Report how many lines below contain the word "value", and give only that number.

(Collected data entries)
------------------------

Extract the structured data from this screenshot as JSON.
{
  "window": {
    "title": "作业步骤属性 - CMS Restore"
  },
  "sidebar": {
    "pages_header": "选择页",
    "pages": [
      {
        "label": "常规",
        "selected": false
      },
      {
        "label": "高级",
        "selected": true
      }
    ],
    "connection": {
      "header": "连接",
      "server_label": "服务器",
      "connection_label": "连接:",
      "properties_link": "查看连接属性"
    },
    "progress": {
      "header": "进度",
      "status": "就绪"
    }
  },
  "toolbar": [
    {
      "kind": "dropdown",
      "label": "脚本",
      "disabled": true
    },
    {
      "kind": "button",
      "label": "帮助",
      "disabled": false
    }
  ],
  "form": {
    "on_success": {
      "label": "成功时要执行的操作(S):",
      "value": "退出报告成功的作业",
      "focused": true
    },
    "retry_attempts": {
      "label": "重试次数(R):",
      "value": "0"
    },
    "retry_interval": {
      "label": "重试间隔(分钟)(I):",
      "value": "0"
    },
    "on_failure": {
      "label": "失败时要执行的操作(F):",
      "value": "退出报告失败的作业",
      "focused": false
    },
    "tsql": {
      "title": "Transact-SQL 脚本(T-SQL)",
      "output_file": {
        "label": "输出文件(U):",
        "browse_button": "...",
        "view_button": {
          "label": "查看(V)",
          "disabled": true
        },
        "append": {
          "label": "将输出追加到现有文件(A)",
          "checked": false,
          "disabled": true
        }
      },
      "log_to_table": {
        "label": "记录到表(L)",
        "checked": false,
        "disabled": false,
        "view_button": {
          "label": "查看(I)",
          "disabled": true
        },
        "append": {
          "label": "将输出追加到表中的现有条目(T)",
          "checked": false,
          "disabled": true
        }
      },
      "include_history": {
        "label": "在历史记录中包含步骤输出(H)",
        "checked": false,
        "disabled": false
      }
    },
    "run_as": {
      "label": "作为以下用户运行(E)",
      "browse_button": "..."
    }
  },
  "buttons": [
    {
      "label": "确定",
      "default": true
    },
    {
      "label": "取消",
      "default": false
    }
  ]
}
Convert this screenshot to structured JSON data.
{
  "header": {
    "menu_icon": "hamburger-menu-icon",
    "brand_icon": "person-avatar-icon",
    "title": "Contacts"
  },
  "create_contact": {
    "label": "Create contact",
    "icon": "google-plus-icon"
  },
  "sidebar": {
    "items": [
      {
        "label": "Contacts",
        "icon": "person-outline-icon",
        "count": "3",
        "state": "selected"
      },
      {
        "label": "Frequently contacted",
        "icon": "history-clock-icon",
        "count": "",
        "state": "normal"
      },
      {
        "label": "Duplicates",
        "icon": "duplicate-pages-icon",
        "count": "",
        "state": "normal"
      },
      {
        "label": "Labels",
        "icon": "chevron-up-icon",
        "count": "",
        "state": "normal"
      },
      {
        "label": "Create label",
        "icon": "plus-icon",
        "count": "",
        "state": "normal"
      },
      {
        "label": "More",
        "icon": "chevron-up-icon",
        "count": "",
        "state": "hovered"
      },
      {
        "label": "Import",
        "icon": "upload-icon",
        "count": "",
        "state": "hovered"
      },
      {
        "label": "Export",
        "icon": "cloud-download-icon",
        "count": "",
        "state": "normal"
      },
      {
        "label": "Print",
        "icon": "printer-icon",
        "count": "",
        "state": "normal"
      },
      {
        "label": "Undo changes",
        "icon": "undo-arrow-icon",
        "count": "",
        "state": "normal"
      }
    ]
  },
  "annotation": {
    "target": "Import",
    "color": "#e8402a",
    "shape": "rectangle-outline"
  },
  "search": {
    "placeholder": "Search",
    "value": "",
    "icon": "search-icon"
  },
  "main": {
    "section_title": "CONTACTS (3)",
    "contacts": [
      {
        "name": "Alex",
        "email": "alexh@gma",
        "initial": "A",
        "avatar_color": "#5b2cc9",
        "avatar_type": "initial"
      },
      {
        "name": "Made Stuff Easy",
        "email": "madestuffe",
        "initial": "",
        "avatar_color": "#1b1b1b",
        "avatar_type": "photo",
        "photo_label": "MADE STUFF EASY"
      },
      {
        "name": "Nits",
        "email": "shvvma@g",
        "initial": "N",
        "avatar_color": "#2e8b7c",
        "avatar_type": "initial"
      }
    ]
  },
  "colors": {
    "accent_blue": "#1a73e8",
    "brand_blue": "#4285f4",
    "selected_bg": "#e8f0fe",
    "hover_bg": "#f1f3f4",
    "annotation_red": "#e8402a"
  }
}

------------------------

> **Complete output**:
5